Task goal :: Reproduce the records that follow in full, excluding any picture they contain.

## start Input records

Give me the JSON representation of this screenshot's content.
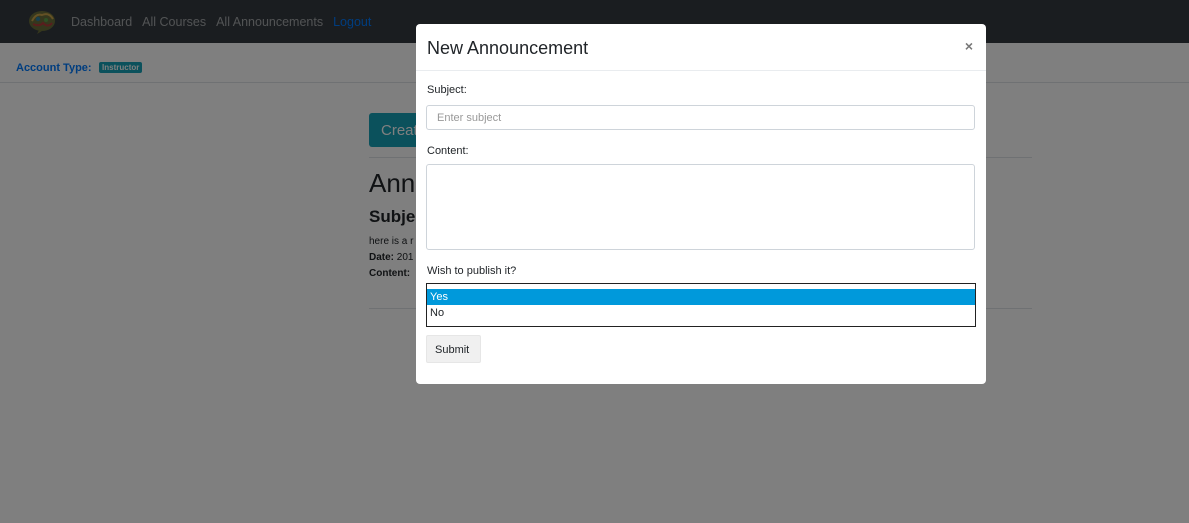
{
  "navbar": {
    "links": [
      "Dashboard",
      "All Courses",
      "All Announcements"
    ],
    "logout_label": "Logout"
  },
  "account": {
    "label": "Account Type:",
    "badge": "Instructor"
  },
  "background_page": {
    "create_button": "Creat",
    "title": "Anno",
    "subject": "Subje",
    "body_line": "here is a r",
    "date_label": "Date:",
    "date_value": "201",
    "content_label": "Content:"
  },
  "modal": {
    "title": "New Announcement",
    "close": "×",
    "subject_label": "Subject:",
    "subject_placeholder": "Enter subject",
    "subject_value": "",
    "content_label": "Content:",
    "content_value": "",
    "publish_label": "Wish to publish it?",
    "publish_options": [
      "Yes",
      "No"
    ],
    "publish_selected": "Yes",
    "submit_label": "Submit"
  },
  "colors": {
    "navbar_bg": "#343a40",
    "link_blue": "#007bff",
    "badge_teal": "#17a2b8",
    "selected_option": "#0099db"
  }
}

## end Input records

Finished task ::
Give me the JSON representation of this screenshot's content.
{
  "navbar": {
    "links": [
      "Dashboard",
      "All Courses",
      "All Announcements"
    ],
    "logout_label": "Logout"
  },
  "account": {
    "label": "Account Type:",
    "badge": "Instructor"
  },
  "background_page": {
    "create_button": "Creat",
    "title": "Anno",
    "subject": "Subje",
    "body_line": "here is a r",
    "date_label": "Date:",
    "date_value": "201",
    "content_label": "Content:"
  },
  "modal": {
    "title": "New Announcement",
    "close": "×",
    "subject_label": "Subject:",
    "subject_placeholder": "Enter subject",
    "subject_value": "",
    "content_label": "Content:",
    "content_value": "",
    "publish_label": "Wish to publish it?",
    "publish_options": [
      "Yes",
      "No"
    ],
    "publish_selected": "Yes",
    "submit_label": "Submit"
  },
  "colors": {
    "navbar_bg": "#343a40",
    "link_blue": "#007bff",
    "badge_teal": "#17a2b8",
    "selected_option": "#0099db"
  }
}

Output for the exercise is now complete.